#### LISTED RECORDS:

────

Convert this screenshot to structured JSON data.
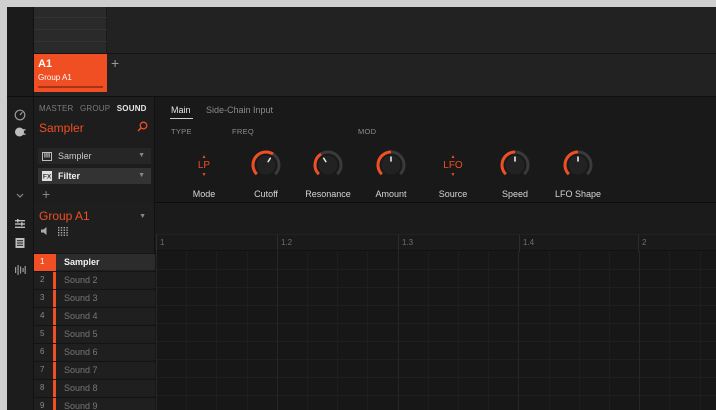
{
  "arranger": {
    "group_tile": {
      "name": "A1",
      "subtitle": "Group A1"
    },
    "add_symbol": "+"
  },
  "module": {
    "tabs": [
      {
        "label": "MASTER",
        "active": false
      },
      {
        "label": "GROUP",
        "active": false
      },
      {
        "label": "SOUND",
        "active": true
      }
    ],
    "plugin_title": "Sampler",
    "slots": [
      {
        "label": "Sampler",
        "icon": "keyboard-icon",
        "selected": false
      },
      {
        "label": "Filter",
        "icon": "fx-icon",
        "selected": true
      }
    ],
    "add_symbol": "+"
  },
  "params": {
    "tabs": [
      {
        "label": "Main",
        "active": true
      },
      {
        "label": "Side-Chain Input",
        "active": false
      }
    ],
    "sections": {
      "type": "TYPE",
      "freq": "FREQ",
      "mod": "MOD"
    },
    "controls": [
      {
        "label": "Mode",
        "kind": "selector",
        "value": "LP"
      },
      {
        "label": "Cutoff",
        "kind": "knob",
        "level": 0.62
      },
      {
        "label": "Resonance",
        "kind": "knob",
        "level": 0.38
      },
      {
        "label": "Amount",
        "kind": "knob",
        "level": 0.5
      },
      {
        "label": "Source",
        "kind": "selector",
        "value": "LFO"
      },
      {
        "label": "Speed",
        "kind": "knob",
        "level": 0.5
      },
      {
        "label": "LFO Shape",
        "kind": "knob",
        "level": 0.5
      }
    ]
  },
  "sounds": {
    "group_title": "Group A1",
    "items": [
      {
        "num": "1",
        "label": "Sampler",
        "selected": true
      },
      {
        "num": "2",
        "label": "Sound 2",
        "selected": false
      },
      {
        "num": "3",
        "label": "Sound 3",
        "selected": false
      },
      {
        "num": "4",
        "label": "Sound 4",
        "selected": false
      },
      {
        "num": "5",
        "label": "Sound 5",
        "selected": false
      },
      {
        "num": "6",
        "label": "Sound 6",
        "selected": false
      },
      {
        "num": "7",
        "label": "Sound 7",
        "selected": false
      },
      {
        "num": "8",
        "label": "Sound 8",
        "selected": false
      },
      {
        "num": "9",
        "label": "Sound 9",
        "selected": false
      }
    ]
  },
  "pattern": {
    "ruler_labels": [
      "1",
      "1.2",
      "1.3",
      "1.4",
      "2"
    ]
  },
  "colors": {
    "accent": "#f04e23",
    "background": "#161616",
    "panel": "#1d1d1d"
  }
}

────

#### WHAT THE EXERCISE ASKS:
Images should not appear in the copy; retype the listing above exactly.

#### CORRECT OUTPUT:
Convert this screenshot to structured JSON data.
{
  "arranger": {
    "group_tile": {
      "name": "A1",
      "subtitle": "Group A1"
    },
    "add_symbol": "+"
  },
  "module": {
    "tabs": [
      {
        "label": "MASTER",
        "active": false
      },
      {
        "label": "GROUP",
        "active": false
      },
      {
        "label": "SOUND",
        "active": true
      }
    ],
    "plugin_title": "Sampler",
    "slots": [
      {
        "label": "Sampler",
        "icon": "keyboard-icon",
        "selected": false
      },
      {
        "label": "Filter",
        "icon": "fx-icon",
        "selected": true
      }
    ],
    "add_symbol": "+"
  },
  "params": {
    "tabs": [
      {
        "label": "Main",
        "active": true
      },
      {
        "label": "Side-Chain Input",
        "active": false
      }
    ],
    "sections": {
      "type": "TYPE",
      "freq": "FREQ",
      "mod": "MOD"
    },
    "controls": [
      {
        "label": "Mode",
        "kind": "selector",
        "value": "LP"
      },
      {
        "label": "Cutoff",
        "kind": "knob",
        "level": 0.62
      },
      {
        "label": "Resonance",
        "kind": "knob",
        "level": 0.38
      },
      {
        "label": "Amount",
        "kind": "knob",
        "level": 0.5
      },
      {
        "label": "Source",
        "kind": "selector",
        "value": "LFO"
      },
      {
        "label": "Speed",
        "kind": "knob",
        "level": 0.5
      },
      {
        "label": "LFO Shape",
        "kind": "knob",
        "level": 0.5
      }
    ]
  },
  "sounds": {
    "group_title": "Group A1",
    "items": [
      {
        "num": "1",
        "label": "Sampler",
        "selected": true
      },
      {
        "num": "2",
        "label": "Sound 2",
        "selected": false
      },
      {
        "num": "3",
        "label": "Sound 3",
        "selected": false
      },
      {
        "num": "4",
        "label": "Sound 4",
        "selected": false
      },
      {
        "num": "5",
        "label": "Sound 5",
        "selected": false
      },
      {
        "num": "6",
        "label": "Sound 6",
        "selected": false
      },
      {
        "num": "7",
        "label": "Sound 7",
        "selected": false
      },
      {
        "num": "8",
        "label": "Sound 8",
        "selected": false
      },
      {
        "num": "9",
        "label": "Sound 9",
        "selected": false
      }
    ]
  },
  "pattern": {
    "ruler_labels": [
      "1",
      "1.2",
      "1.3",
      "1.4",
      "2"
    ]
  },
  "colors": {
    "accent": "#f04e23",
    "background": "#161616",
    "panel": "#1d1d1d"
  }
}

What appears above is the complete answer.